Every line below is to be copied exactly, with the pictures left out.

(Rows from a figure dataset)
/---

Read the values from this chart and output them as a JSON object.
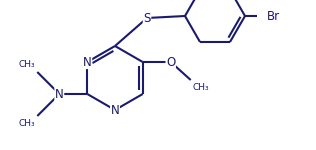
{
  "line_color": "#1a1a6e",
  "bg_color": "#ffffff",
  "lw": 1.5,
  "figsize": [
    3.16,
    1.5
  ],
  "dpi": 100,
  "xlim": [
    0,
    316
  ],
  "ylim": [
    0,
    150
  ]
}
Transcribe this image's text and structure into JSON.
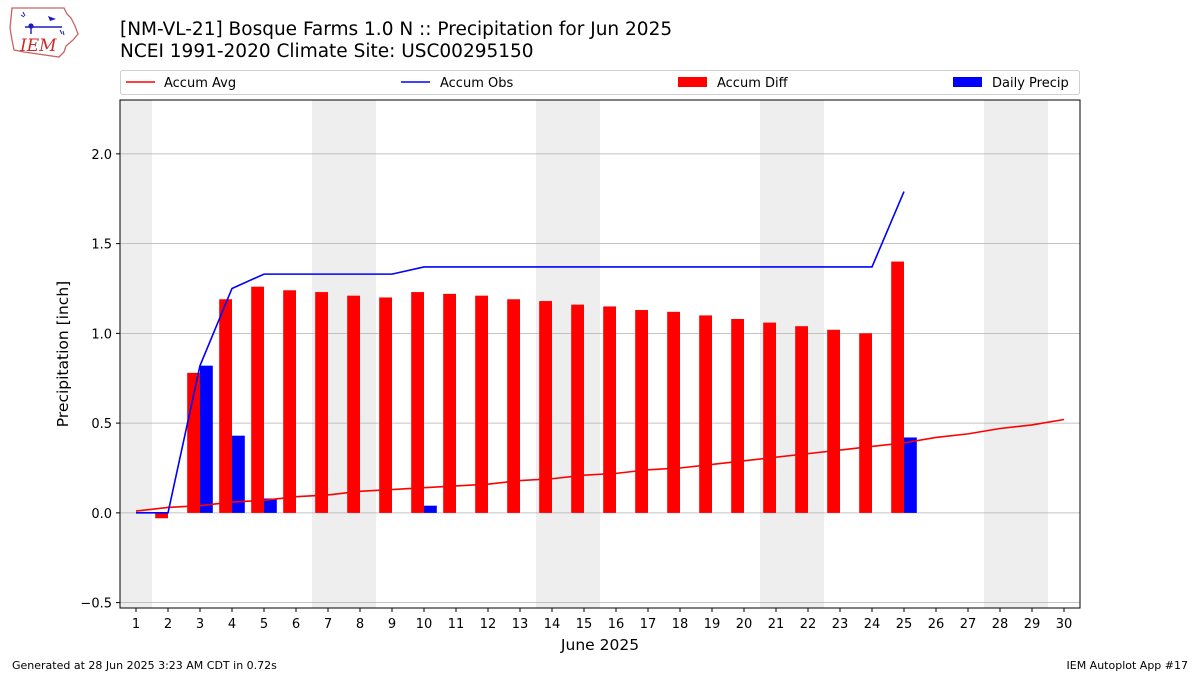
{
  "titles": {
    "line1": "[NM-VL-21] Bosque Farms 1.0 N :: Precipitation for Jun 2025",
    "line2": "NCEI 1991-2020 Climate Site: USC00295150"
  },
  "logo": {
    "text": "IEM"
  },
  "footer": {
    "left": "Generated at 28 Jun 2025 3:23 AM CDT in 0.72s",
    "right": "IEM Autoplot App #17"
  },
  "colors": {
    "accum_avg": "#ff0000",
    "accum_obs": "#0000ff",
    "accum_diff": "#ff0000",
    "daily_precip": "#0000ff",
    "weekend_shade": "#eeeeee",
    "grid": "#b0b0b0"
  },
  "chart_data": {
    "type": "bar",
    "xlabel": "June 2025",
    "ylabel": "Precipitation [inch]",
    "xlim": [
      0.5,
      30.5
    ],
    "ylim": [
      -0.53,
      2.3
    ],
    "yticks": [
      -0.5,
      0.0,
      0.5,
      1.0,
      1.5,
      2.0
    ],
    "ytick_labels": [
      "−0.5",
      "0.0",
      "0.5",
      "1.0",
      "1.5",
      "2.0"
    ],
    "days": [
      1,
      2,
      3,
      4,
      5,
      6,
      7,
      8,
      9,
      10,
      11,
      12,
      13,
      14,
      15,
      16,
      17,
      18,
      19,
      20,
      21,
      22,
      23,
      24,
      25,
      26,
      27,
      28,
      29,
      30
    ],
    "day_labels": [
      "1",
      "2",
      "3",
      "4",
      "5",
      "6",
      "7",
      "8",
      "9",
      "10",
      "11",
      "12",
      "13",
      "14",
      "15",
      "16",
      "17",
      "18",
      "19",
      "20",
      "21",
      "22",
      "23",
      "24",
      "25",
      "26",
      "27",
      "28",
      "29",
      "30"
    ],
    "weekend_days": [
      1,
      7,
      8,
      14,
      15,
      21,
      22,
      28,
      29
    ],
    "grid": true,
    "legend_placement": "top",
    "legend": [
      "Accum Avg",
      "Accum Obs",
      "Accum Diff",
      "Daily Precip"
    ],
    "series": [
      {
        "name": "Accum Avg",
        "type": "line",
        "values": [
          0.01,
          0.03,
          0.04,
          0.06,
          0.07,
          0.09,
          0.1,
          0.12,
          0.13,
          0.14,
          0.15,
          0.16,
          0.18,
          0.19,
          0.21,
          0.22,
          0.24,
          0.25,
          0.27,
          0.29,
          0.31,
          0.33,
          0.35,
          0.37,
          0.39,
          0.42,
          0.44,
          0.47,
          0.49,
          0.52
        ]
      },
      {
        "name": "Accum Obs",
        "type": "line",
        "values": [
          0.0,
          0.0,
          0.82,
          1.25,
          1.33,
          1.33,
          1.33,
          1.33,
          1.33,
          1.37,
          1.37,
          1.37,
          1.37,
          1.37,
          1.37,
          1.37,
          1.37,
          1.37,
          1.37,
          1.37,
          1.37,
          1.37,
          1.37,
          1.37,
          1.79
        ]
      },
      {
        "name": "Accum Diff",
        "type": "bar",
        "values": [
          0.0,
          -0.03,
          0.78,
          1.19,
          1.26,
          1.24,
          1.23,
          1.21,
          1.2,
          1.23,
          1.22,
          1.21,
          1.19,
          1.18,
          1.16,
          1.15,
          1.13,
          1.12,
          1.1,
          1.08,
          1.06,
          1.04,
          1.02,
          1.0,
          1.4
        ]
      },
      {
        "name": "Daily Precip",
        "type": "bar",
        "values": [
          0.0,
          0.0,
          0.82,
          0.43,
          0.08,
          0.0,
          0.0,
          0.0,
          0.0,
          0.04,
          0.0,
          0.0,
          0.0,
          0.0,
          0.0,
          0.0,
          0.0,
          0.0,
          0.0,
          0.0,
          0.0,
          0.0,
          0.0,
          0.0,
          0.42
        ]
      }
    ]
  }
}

\---

▶ IN RESPONSE:
Read the values from this chart and output them as a JSON object.
{
  "line_color": "#1a1a6e",
  "bg_color": "#ffffff",
  "lw": 1.5,
  "figsize": [
    3.16,
    1.5
  ],
  "dpi": 100,
  "xlim": [
    0,
    316
  ],
  "ylim": [
    0,
    150
  ]
}
Transcribe this image's text and structure into JSON.
{
  "titles": {
    "line1": "[NM-VL-21] Bosque Farms 1.0 N :: Precipitation for Jun 2025",
    "line2": "NCEI 1991-2020 Climate Site: USC00295150"
  },
  "logo": {
    "text": "IEM"
  },
  "footer": {
    "left": "Generated at 28 Jun 2025 3:23 AM CDT in 0.72s",
    "right": "IEM Autoplot App #17"
  },
  "colors": {
    "accum_avg": "#ff0000",
    "accum_obs": "#0000ff",
    "accum_diff": "#ff0000",
    "daily_precip": "#0000ff",
    "weekend_shade": "#eeeeee",
    "grid": "#b0b0b0"
  },
  "chart_data": {
    "type": "bar",
    "xlabel": "June 2025",
    "ylabel": "Precipitation [inch]",
    "xlim": [
      0.5,
      30.5
    ],
    "ylim": [
      -0.53,
      2.3
    ],
    "yticks": [
      -0.5,
      0.0,
      0.5,
      1.0,
      1.5,
      2.0
    ],
    "ytick_labels": [
      "−0.5",
      "0.0",
      "0.5",
      "1.0",
      "1.5",
      "2.0"
    ],
    "days": [
      1,
      2,
      3,
      4,
      5,
      6,
      7,
      8,
      9,
      10,
      11,
      12,
      13,
      14,
      15,
      16,
      17,
      18,
      19,
      20,
      21,
      22,
      23,
      24,
      25,
      26,
      27,
      28,
      29,
      30
    ],
    "day_labels": [
      "1",
      "2",
      "3",
      "4",
      "5",
      "6",
      "7",
      "8",
      "9",
      "10",
      "11",
      "12",
      "13",
      "14",
      "15",
      "16",
      "17",
      "18",
      "19",
      "20",
      "21",
      "22",
      "23",
      "24",
      "25",
      "26",
      "27",
      "28",
      "29",
      "30"
    ],
    "weekend_days": [
      1,
      7,
      8,
      14,
      15,
      21,
      22,
      28,
      29
    ],
    "grid": true,
    "legend_placement": "top",
    "legend": [
      "Accum Avg",
      "Accum Obs",
      "Accum Diff",
      "Daily Precip"
    ],
    "series": [
      {
        "name": "Accum Avg",
        "type": "line",
        "values": [
          0.01,
          0.03,
          0.04,
          0.06,
          0.07,
          0.09,
          0.1,
          0.12,
          0.13,
          0.14,
          0.15,
          0.16,
          0.18,
          0.19,
          0.21,
          0.22,
          0.24,
          0.25,
          0.27,
          0.29,
          0.31,
          0.33,
          0.35,
          0.37,
          0.39,
          0.42,
          0.44,
          0.47,
          0.49,
          0.52
        ]
      },
      {
        "name": "Accum Obs",
        "type": "line",
        "values": [
          0.0,
          0.0,
          0.82,
          1.25,
          1.33,
          1.33,
          1.33,
          1.33,
          1.33,
          1.37,
          1.37,
          1.37,
          1.37,
          1.37,
          1.37,
          1.37,
          1.37,
          1.37,
          1.37,
          1.37,
          1.37,
          1.37,
          1.37,
          1.37,
          1.79
        ]
      },
      {
        "name": "Accum Diff",
        "type": "bar",
        "values": [
          0.0,
          -0.03,
          0.78,
          1.19,
          1.26,
          1.24,
          1.23,
          1.21,
          1.2,
          1.23,
          1.22,
          1.21,
          1.19,
          1.18,
          1.16,
          1.15,
          1.13,
          1.12,
          1.1,
          1.08,
          1.06,
          1.04,
          1.02,
          1.0,
          1.4
        ]
      },
      {
        "name": "Daily Precip",
        "type": "bar",
        "values": [
          0.0,
          0.0,
          0.82,
          0.43,
          0.08,
          0.0,
          0.0,
          0.0,
          0.0,
          0.04,
          0.0,
          0.0,
          0.0,
          0.0,
          0.0,
          0.0,
          0.0,
          0.0,
          0.0,
          0.0,
          0.0,
          0.0,
          0.0,
          0.0,
          0.42
        ]
      }
    ]
  }
}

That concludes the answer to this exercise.